** START MATERIAL SUPPLIED **

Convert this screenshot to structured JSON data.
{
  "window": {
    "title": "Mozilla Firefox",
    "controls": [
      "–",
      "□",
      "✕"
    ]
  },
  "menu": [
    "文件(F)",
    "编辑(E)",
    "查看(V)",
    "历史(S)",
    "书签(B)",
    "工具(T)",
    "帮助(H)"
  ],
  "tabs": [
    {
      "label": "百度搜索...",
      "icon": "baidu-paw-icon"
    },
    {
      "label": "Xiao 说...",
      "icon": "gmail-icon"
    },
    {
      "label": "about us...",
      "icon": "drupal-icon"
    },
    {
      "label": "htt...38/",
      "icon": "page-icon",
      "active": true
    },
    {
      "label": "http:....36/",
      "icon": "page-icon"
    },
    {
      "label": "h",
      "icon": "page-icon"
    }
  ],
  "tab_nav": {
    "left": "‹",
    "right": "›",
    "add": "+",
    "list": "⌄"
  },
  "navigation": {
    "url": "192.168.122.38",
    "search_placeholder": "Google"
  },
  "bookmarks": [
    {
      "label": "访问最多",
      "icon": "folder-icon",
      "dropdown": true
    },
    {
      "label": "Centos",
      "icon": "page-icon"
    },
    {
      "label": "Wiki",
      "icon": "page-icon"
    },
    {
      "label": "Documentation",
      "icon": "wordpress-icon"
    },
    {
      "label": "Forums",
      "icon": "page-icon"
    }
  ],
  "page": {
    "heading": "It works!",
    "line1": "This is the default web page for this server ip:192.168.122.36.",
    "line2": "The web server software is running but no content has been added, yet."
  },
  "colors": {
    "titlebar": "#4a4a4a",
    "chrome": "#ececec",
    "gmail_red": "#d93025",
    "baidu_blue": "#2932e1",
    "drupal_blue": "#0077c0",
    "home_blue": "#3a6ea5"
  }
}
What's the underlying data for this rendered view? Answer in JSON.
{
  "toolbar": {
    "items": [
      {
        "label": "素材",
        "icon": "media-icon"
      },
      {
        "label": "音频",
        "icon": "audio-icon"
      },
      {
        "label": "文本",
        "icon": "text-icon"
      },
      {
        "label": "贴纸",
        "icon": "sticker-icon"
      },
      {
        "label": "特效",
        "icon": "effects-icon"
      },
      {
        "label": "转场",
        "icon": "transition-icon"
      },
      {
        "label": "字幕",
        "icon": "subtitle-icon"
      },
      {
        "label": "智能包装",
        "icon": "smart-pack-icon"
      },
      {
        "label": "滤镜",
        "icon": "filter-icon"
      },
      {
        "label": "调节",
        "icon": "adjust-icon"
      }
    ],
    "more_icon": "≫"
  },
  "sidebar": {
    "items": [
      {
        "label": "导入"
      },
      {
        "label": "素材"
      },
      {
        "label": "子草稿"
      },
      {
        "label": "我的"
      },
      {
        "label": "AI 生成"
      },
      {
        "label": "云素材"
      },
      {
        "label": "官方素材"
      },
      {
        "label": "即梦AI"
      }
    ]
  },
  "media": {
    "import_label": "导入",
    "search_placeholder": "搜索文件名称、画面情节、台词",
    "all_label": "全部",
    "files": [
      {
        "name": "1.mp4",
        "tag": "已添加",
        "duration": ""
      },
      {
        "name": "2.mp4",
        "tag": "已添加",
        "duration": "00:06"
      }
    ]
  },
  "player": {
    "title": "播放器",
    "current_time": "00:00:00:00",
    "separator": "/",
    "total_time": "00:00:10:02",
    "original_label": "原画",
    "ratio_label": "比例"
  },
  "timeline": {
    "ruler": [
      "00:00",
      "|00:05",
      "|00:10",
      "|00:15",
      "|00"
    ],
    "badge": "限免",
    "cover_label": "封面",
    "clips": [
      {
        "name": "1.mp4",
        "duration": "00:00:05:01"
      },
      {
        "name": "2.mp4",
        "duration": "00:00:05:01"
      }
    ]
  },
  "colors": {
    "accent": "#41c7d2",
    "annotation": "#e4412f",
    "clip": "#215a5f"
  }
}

** END MATERIAL SUPPLIED **

**PROBLEM REQUIREMENTS:** Print all of the entries exactly as they are written.

**COMPLETED EXERCISE:**
Convert this screenshot to structured JSON data.
{
  "window": {
    "title": "Mozilla Firefox",
    "controls": [
      "–",
      "□",
      "✕"
    ]
  },
  "menu": [
    "文件(F)",
    "编辑(E)",
    "查看(V)",
    "历史(S)",
    "书签(B)",
    "工具(T)",
    "帮助(H)"
  ],
  "tabs": [
    {
      "label": "百度搜索...",
      "icon": "baidu-paw-icon"
    },
    {
      "label": "Xiao 说...",
      "icon": "gmail-icon"
    },
    {
      "label": "about us...",
      "icon": "drupal-icon"
    },
    {
      "label": "htt...38/",
      "icon": "page-icon",
      "active": true
    },
    {
      "label": "http:....36/",
      "icon": "page-icon"
    },
    {
      "label": "h",
      "icon": "page-icon"
    }
  ],
  "tab_nav": {
    "left": "‹",
    "right": "›",
    "add": "+",
    "list": "⌄"
  },
  "navigation": {
    "url": "192.168.122.38",
    "search_placeholder": "Google"
  },
  "bookmarks": [
    {
      "label": "访问最多",
      "icon": "folder-icon",
      "dropdown": true
    },
    {
      "label": "Centos",
      "icon": "page-icon"
    },
    {
      "label": "Wiki",
      "icon": "page-icon"
    },
    {
      "label": "Documentation",
      "icon": "wordpress-icon"
    },
    {
      "label": "Forums",
      "icon": "page-icon"
    }
  ],
  "page": {
    "heading": "It works!",
    "line1": "This is the default web page for this server ip:192.168.122.36.",
    "line2": "The web server software is running but no content has been added, yet."
  },
  "colors": {
    "titlebar": "#4a4a4a",
    "chrome": "#ececec",
    "gmail_red": "#d93025",
    "baidu_blue": "#2932e1",
    "drupal_blue": "#0077c0",
    "home_blue": "#3a6ea5"
  }
}
What's the underlying data for this rendered view? Answer in JSON.
{
  "toolbar": {
    "items": [
      {
        "label": "素材",
        "icon": "media-icon"
      },
      {
        "label": "音频",
        "icon": "audio-icon"
      },
      {
        "label": "文本",
        "icon": "text-icon"
      },
      {
        "label": "贴纸",
        "icon": "sticker-icon"
      },
      {
        "label": "特效",
        "icon": "effects-icon"
      },
      {
        "label": "转场",
        "icon": "transition-icon"
      },
      {
        "label": "字幕",
        "icon": "subtitle-icon"
      },
      {
        "label": "智能包装",
        "icon": "smart-pack-icon"
      },
      {
        "label": "滤镜",
        "icon": "filter-icon"
      },
      {
        "label": "调节",
        "icon": "adjust-icon"
      }
    ],
    "more_icon": "≫"
  },
  "sidebar": {
    "items": [
      {
        "label": "导入"
      },
      {
        "label": "素材"
      },
      {
        "label": "子草稿"
      },
      {
        "label": "我的"
      },
      {
        "label": "AI 生成"
      },
      {
        "label": "云素材"
      },
      {
        "label": "官方素材"
      },
      {
        "label": "即梦AI"
      }
    ]
  },
  "media": {
    "import_label": "导入",
    "search_placeholder": "搜索文件名称、画面情节、台词",
    "all_label": "全部",
    "files": [
      {
        "name": "1.mp4",
        "tag": "已添加",
        "duration": ""
      },
      {
        "name": "2.mp4",
        "tag": "已添加",
        "duration": "00:06"
      }
    ]
  },
  "player": {
    "title": "播放器",
    "current_time": "00:00:00:00",
    "separator": "/",
    "total_time": "00:00:10:02",
    "original_label": "原画",
    "ratio_label": "比例"
  },
  "timeline": {
    "ruler": [
      "00:00",
      "|00:05",
      "|00:10",
      "|00:15",
      "|00"
    ],
    "badge": "限免",
    "cover_label": "封面",
    "clips": [
      {
        "name": "1.mp4",
        "duration": "00:00:05:01"
      },
      {
        "name": "2.mp4",
        "duration": "00:00:05:01"
      }
    ]
  },
  "colors": {
    "accent": "#41c7d2",
    "annotation": "#e4412f",
    "clip": "#215a5f"
  }
}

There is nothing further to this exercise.